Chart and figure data
════════════════════

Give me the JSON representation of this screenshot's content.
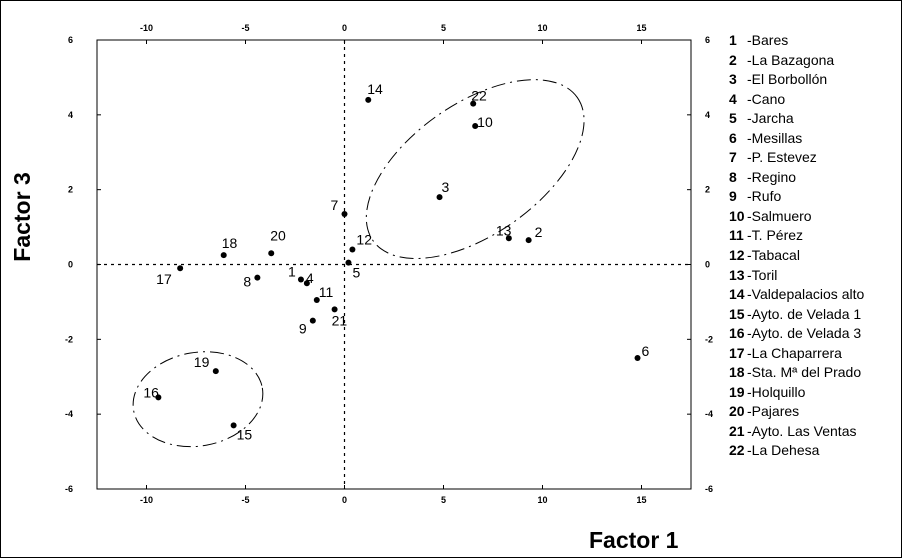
{
  "chart_data": {
    "type": "scatter",
    "xlabel": "Factor 1",
    "ylabel": "Factor 3",
    "xlim": [
      -12.5,
      17.5
    ],
    "ylim": [
      -6,
      6
    ],
    "xticks": [
      -10,
      -5,
      0,
      5,
      10,
      15
    ],
    "yticks": [
      -6,
      -4,
      -2,
      0,
      2,
      4,
      6
    ],
    "xtick_labels": [
      "-10",
      "-5",
      "0",
      "5",
      "10",
      "15"
    ],
    "ytick_labels": [
      "-6",
      "-4",
      "-2",
      "0",
      "2",
      "4",
      "6"
    ],
    "grid": false,
    "reference_lines": {
      "x": 0,
      "y": 0,
      "style": "dotted"
    },
    "legend_position": "right",
    "points": [
      {
        "id": "1",
        "name": "Bares",
        "x": -2.2,
        "y": -0.4
      },
      {
        "id": "2",
        "name": "La Bazagona",
        "x": 9.3,
        "y": 0.65
      },
      {
        "id": "3",
        "name": "El Borbollón",
        "x": 4.8,
        "y": 1.8
      },
      {
        "id": "4",
        "name": "Cano",
        "x": -1.9,
        "y": -0.5
      },
      {
        "id": "5",
        "name": "Jarcha",
        "x": 0.2,
        "y": 0.05
      },
      {
        "id": "6",
        "name": "Mesillas",
        "x": 14.8,
        "y": -2.5
      },
      {
        "id": "7",
        "name": "P. Estevez",
        "x": 0.0,
        "y": 1.35
      },
      {
        "id": "8",
        "name": "Regino",
        "x": -4.4,
        "y": -0.35
      },
      {
        "id": "9",
        "name": "Rufo",
        "x": -1.6,
        "y": -1.5
      },
      {
        "id": "10",
        "name": "Salmuero",
        "x": 6.6,
        "y": 3.7
      },
      {
        "id": "11",
        "name": "T. Pérez",
        "x": -1.4,
        "y": -0.95
      },
      {
        "id": "12",
        "name": "Tabacal",
        "x": 0.4,
        "y": 0.4
      },
      {
        "id": "13",
        "name": "Toril",
        "x": 8.3,
        "y": 0.7
      },
      {
        "id": "14",
        "name": "Valdepalacios alto",
        "x": 1.2,
        "y": 4.4
      },
      {
        "id": "15",
        "name": "Ayto. de Velada 1",
        "x": -5.6,
        "y": -4.3
      },
      {
        "id": "16",
        "name": "Ayto. de Velada 3",
        "x": -9.4,
        "y": -3.55
      },
      {
        "id": "17",
        "name": "La Chaparrera",
        "x": -8.3,
        "y": -0.1
      },
      {
        "id": "18",
        "name": "Sta. Mª del Prado",
        "x": -6.1,
        "y": 0.25
      },
      {
        "id": "19",
        "name": "Holquillo",
        "x": -6.5,
        "y": -2.85
      },
      {
        "id": "20",
        "name": "Pajares",
        "x": -3.7,
        "y": 0.3
      },
      {
        "id": "21",
        "name": "Ayto. Las Ventas",
        "x": -0.5,
        "y": -1.2
      },
      {
        "id": "22",
        "name": "La Dehesa",
        "x": 6.5,
        "y": 4.3
      }
    ],
    "groups": [
      {
        "center_x": 6.6,
        "center_y": 2.55,
        "width": 12.6,
        "height": 3.5,
        "angle": -35,
        "style": "dash-dot"
      },
      {
        "center_x": -7.4,
        "center_y": -3.6,
        "width": 6.6,
        "height": 2.5,
        "angle": -10,
        "style": "dash-dot"
      }
    ]
  }
}
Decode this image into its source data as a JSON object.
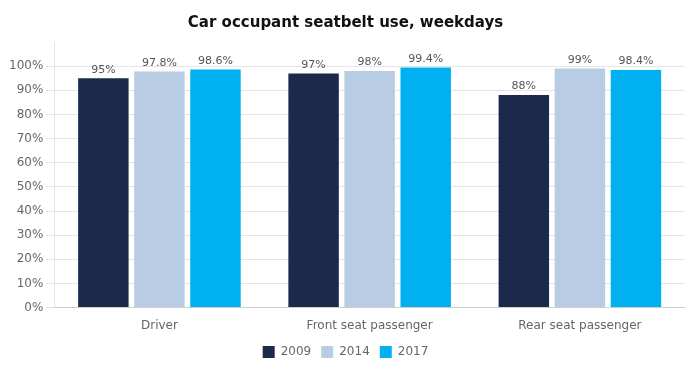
{
  "chart_data": {
    "type": "bar",
    "title": "Car occupant seatbelt use, weekdays",
    "categories": [
      "Driver",
      "Front seat passenger",
      "Rear seat passenger"
    ],
    "series": [
      {
        "name": "2009",
        "color": "#1b2a4a",
        "values": [
          95,
          97,
          88
        ],
        "value_labels": [
          "95%",
          "97%",
          "88%"
        ]
      },
      {
        "name": "2014",
        "color": "#b8cce4",
        "values": [
          97.8,
          98,
          99
        ],
        "value_labels": [
          "97.8%",
          "98%",
          "99%"
        ]
      },
      {
        "name": "2017",
        "color": "#00b0f0",
        "values": [
          98.6,
          99.4,
          98.4
        ],
        "value_labels": [
          "98.6%",
          "99.4%",
          "98.4%"
        ]
      }
    ],
    "ylim": [
      0,
      110
    ],
    "yticks": [
      {
        "value": 0,
        "label": "0%"
      },
      {
        "value": 10,
        "label": "10%"
      },
      {
        "value": 20,
        "label": "20%"
      },
      {
        "value": 30,
        "label": "30%"
      },
      {
        "value": 40,
        "label": "40%"
      },
      {
        "value": 50,
        "label": "50%"
      },
      {
        "value": 60,
        "label": "60%"
      },
      {
        "value": 70,
        "label": "70%"
      },
      {
        "value": 80,
        "label": "80%"
      },
      {
        "value": 90,
        "label": "90%"
      },
      {
        "value": 100,
        "label": "100%"
      }
    ],
    "grid": true,
    "legend": "bottom",
    "data_labels": true
  }
}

════════════════════

Written instruction
Output all of the records exactly as they appear above, but not the pictures.

Solution
Give me the JSON representation of this screenshot's content.
{
  "chart_data": {
    "type": "scatter",
    "xlabel": "Factor 1",
    "ylabel": "Factor 3",
    "xlim": [
      -12.5,
      17.5
    ],
    "ylim": [
      -6,
      6
    ],
    "xticks": [
      -10,
      -5,
      0,
      5,
      10,
      15
    ],
    "yticks": [
      -6,
      -4,
      -2,
      0,
      2,
      4,
      6
    ],
    "xtick_labels": [
      "-10",
      "-5",
      "0",
      "5",
      "10",
      "15"
    ],
    "ytick_labels": [
      "-6",
      "-4",
      "-2",
      "0",
      "2",
      "4",
      "6"
    ],
    "grid": false,
    "reference_lines": {
      "x": 0,
      "y": 0,
      "style": "dotted"
    },
    "legend_position": "right",
    "points": [
      {
        "id": "1",
        "name": "Bares",
        "x": -2.2,
        "y": -0.4
      },
      {
        "id": "2",
        "name": "La Bazagona",
        "x": 9.3,
        "y": 0.65
      },
      {
        "id": "3",
        "name": "El Borbollón",
        "x": 4.8,
        "y": 1.8
      },
      {
        "id": "4",
        "name": "Cano",
        "x": -1.9,
        "y": -0.5
      },
      {
        "id": "5",
        "name": "Jarcha",
        "x": 0.2,
        "y": 0.05
      },
      {
        "id": "6",
        "name": "Mesillas",
        "x": 14.8,
        "y": -2.5
      },
      {
        "id": "7",
        "name": "P. Estevez",
        "x": 0.0,
        "y": 1.35
      },
      {
        "id": "8",
        "name": "Regino",
        "x": -4.4,
        "y": -0.35
      },
      {
        "id": "9",
        "name": "Rufo",
        "x": -1.6,
        "y": -1.5
      },
      {
        "id": "10",
        "name": "Salmuero",
        "x": 6.6,
        "y": 3.7
      },
      {
        "id": "11",
        "name": "T. Pérez",
        "x": -1.4,
        "y": -0.95
      },
      {
        "id": "12",
        "name": "Tabacal",
        "x": 0.4,
        "y": 0.4
      },
      {
        "id": "13",
        "name": "Toril",
        "x": 8.3,
        "y": 0.7
      },
      {
        "id": "14",
        "name": "Valdepalacios alto",
        "x": 1.2,
        "y": 4.4
      },
      {
        "id": "15",
        "name": "Ayto. de Velada 1",
        "x": -5.6,
        "y": -4.3
      },
      {
        "id": "16",
        "name": "Ayto. de Velada 3",
        "x": -9.4,
        "y": -3.55
      },
      {
        "id": "17",
        "name": "La Chaparrera",
        "x": -8.3,
        "y": -0.1
      },
      {
        "id": "18",
        "name": "Sta. Mª del Prado",
        "x": -6.1,
        "y": 0.25
      },
      {
        "id": "19",
        "name": "Holquillo",
        "x": -6.5,
        "y": -2.85
      },
      {
        "id": "20",
        "name": "Pajares",
        "x": -3.7,
        "y": 0.3
      },
      {
        "id": "21",
        "name": "Ayto. Las Ventas",
        "x": -0.5,
        "y": -1.2
      },
      {
        "id": "22",
        "name": "La Dehesa",
        "x": 6.5,
        "y": 4.3
      }
    ],
    "groups": [
      {
        "center_x": 6.6,
        "center_y": 2.55,
        "width": 12.6,
        "height": 3.5,
        "angle": -35,
        "style": "dash-dot"
      },
      {
        "center_x": -7.4,
        "center_y": -3.6,
        "width": 6.6,
        "height": 2.5,
        "angle": -10,
        "style": "dash-dot"
      }
    ]
  }
}
Decode this image into its source data as a JSON object.
{
  "chart_data": {
    "type": "bar",
    "title": "Car occupant seatbelt use, weekdays",
    "categories": [
      "Driver",
      "Front seat passenger",
      "Rear seat passenger"
    ],
    "series": [
      {
        "name": "2009",
        "color": "#1b2a4a",
        "values": [
          95,
          97,
          88
        ],
        "value_labels": [
          "95%",
          "97%",
          "88%"
        ]
      },
      {
        "name": "2014",
        "color": "#b8cce4",
        "values": [
          97.8,
          98,
          99
        ],
        "value_labels": [
          "97.8%",
          "98%",
          "99%"
        ]
      },
      {
        "name": "2017",
        "color": "#00b0f0",
        "values": [
          98.6,
          99.4,
          98.4
        ],
        "value_labels": [
          "98.6%",
          "99.4%",
          "98.4%"
        ]
      }
    ],
    "ylim": [
      0,
      110
    ],
    "yticks": [
      {
        "value": 0,
        "label": "0%"
      },
      {
        "value": 10,
        "label": "10%"
      },
      {
        "value": 20,
        "label": "20%"
      },
      {
        "value": 30,
        "label": "30%"
      },
      {
        "value": 40,
        "label": "40%"
      },
      {
        "value": 50,
        "label": "50%"
      },
      {
        "value": 60,
        "label": "60%"
      },
      {
        "value": 70,
        "label": "70%"
      },
      {
        "value": 80,
        "label": "80%"
      },
      {
        "value": 90,
        "label": "90%"
      },
      {
        "value": 100,
        "label": "100%"
      }
    ],
    "grid": true,
    "legend": "bottom",
    "data_labels": true
  }
}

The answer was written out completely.